**Textauszug**
# # #

13. Kennenlerntreffen

Zeit

Erwartungen hatte ich keine, als mein Mann Klaus und ich uns für das Kennenlerntreffen bei Attendorn angemeldet hatten. Eher die Befürchtung mich dort fremd zu fühlen und/oder mit diesem Wochenende einen weiteren Absturz herbei zu führen.

Als ich aber knapp vier Wochen vor diesem Treffen in unserer SHG erfuhr, dass lieb gewonnene Menschen auch dort sein würden, waren diese Ängste verflogen und ich habe mich darauf gefreut.

Als wir am Freitagabend nach kurzer Fahrt in der Akademie Biggesee ankamen, wurden wir sehr herzlich von Bodo und Tina, unseren schon bekannten Freunden aus der SHG aber auch von lieben Menschen begrüßt, die wir zuvor nur einmal flüchtig bei unserem Tag der Begegnung in Kierspe kennen gelernt hatten.

Jeder der Teilnehmer bekam einen Aufkleber mit seinem Namen und dem Namen des verstorbenen Kindes. Das machte die Kommunikation an diesem und den nächsten Tagen leichter.

Ich war sehr gespannt, wie das Programm gestaltet werden würde und fühlte mich schnell sicher, als wir nach dem gemeinsamen Essen in unserem Gruppenraum mit einer Vorstellungs- und Befindlichkeitsrunde begannen. Das kannte ich von unserer SHG und es half, mich schnell sicher zu fühlen.

Der Raum war mit einem großen Stuhlkreis versehen, in dessen Mitte sich eine Sonne befand, deren Strahlen mit den Namen unserer Kinder beschriftet waren. Dort stellten wir die Fotos unserer Kinder und Kerzen auf. Verschiedene Größen von Freundeskreisen, ein wunderbarer Engel und frische Blumen bildeten zusammen ein harmonisches Bild.

# # #

**Bereitgestellte Daten**
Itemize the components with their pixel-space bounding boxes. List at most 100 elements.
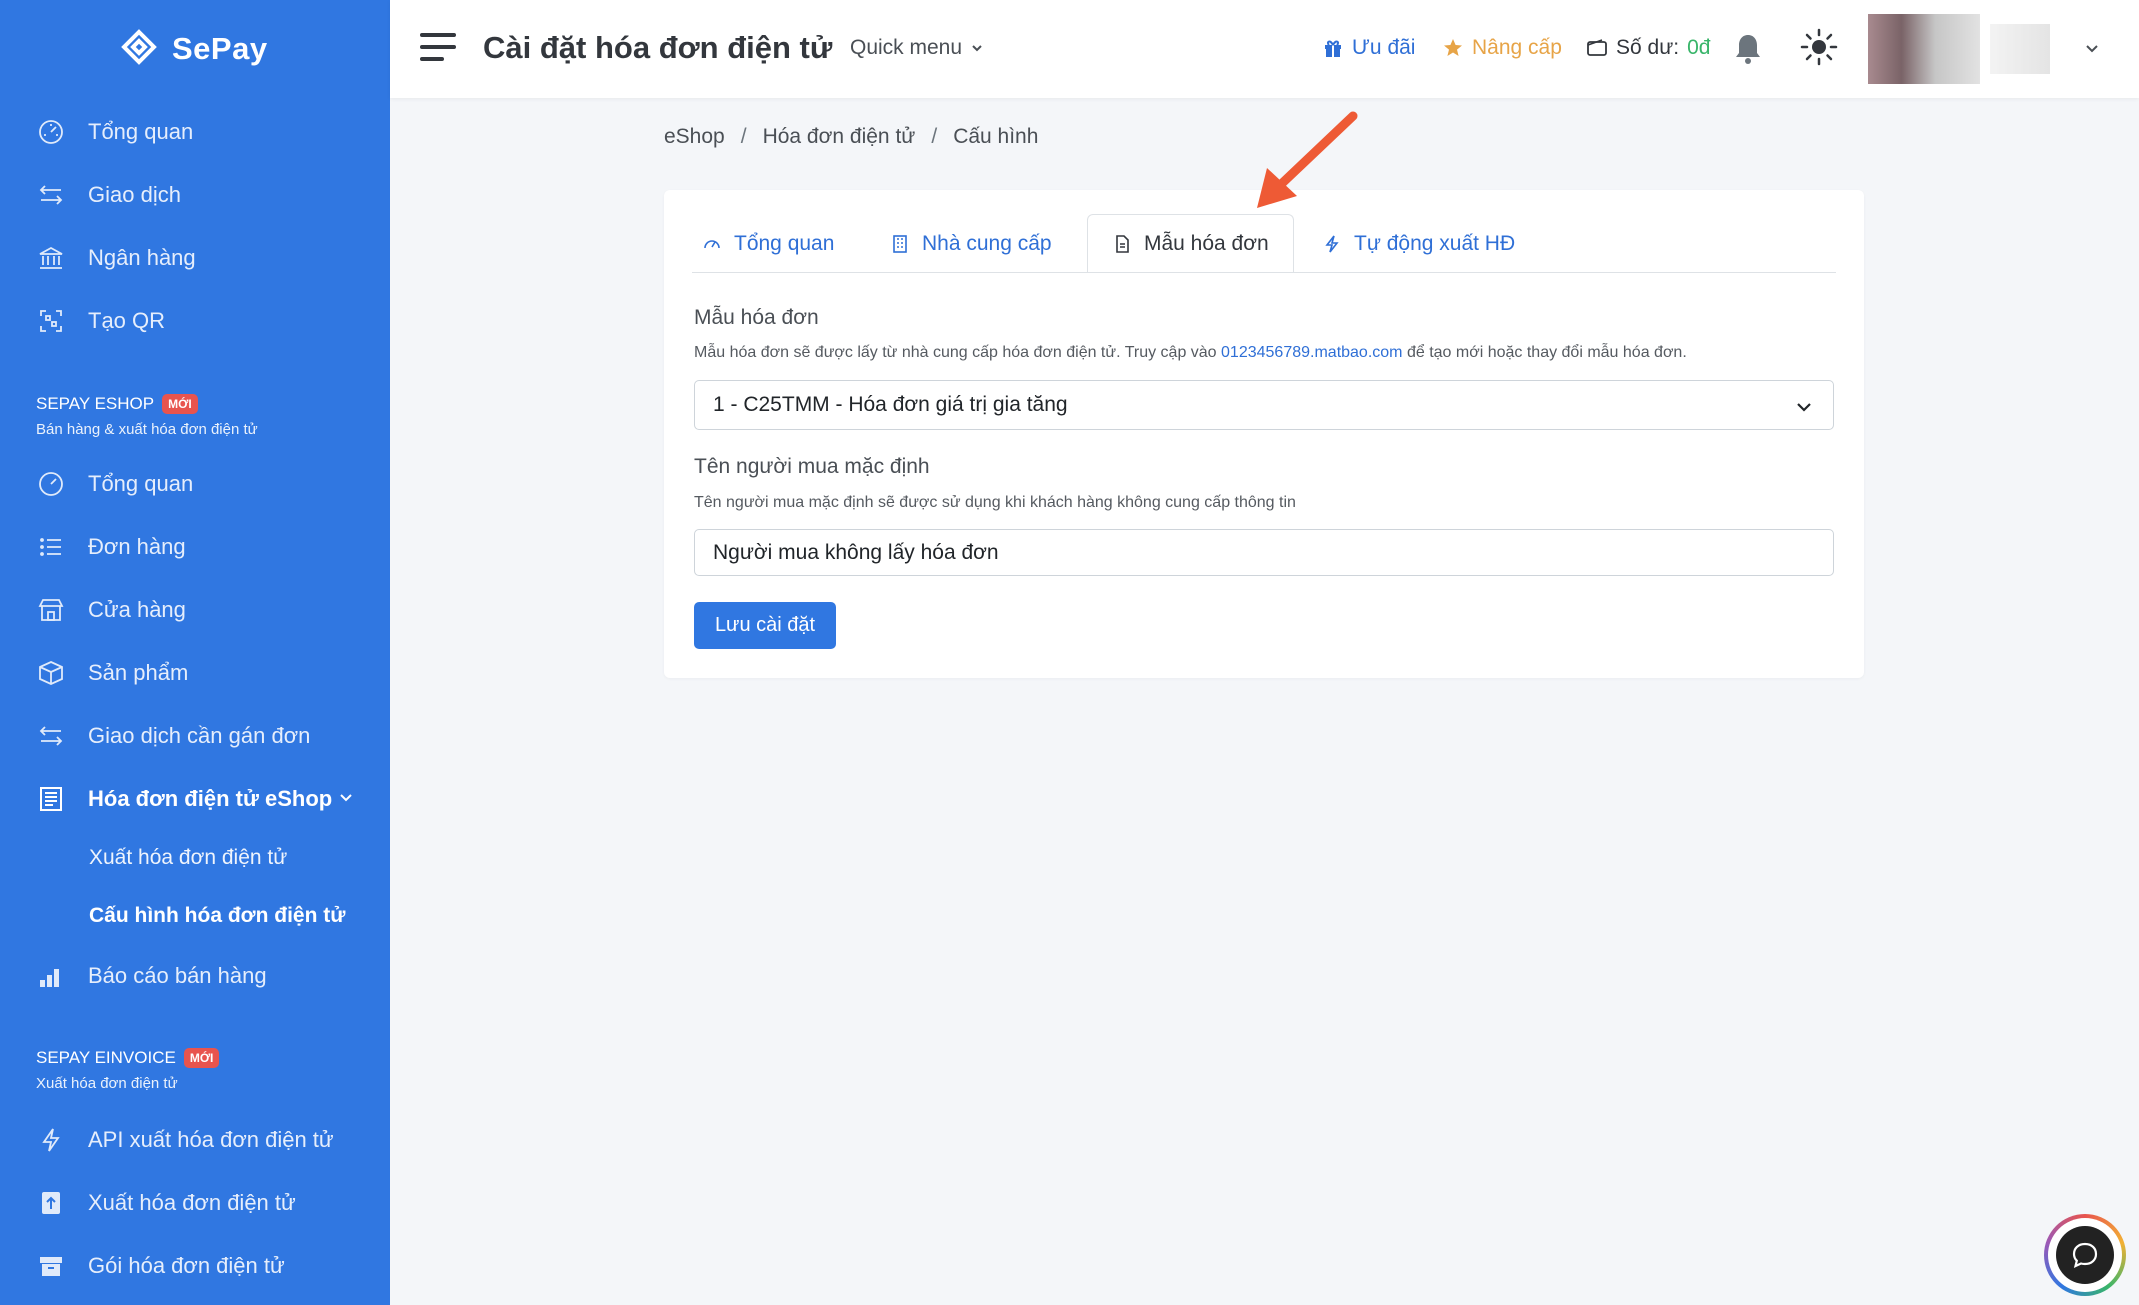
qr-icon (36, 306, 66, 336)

# # #

**Schriftliche Aufgaben**
a: Schreibe den Bericht über das Kennenlerntreffen von „Erwartungen hatte ich“ bis „herbei zu führen.“ neu und setze dabei „Sorge“ an die Stelle von „Befürchtung“.
b: Führe den Bericht über das Kennenlerntreffen im Anschluss an seinen letzten Satz weiter.

**Antworten pro Aufgabe**
a:
Erwartungen hatte ich keine, als mein Mann Klaus und ich uns für das Kennenlerntreffen bei Attendorn angemeldet hatten. Eher die Sorge mich dort fremd zu fühlen und/oder mit diesem Wochenende einen weiteren Absturz herbei zu führen.

b:
In dieser Mitte befand sich auch ein beschriftetes Tuch in dessen Ecken die Wörter Trauer und Zeit zu lesen waren. In der Mitte des Tuches eine aufgemalte Uhr. Unser Thema des Wochenendes war: „Zeit“.

Wir wurden gebeten, die Namen unserer verstorbenen Kinder auf das Tuch zu schreiben und anschließend laut den Namen unseres Kindes und das Sterbedatum auszusprechen, was anschließend von der Gruppe laut wiederholt wurde.

Ich fühlte, wie aufmerksam die Menschen um mich herum und ich selbst zuhörten und bei jedem einzelnen Kind den Namen und das Datum wiederholten. Den Raum erfüllte eine starke Zusammengehörigkeit.

Wir sprachen über die Zeit und unsere Gedanken und Gefühle zu diesem Thema.

Im Laufe des Wochenendes bekamen wir verschiedene Texte, die Impulse zum Nachdenken und für Gespräche gaben. Der Text von der Traurigkeit beeindruckte mich am meisten.

Abends traf man sich zu besinnlichen, aber auch lockeren Gesprächen im Kaminzimmer.

Es tat sehr gut zwanglos und intensiv über unsere Kinder zu sprechen, liebe Menschen kennen zu lernen und einfach nur da zu sein.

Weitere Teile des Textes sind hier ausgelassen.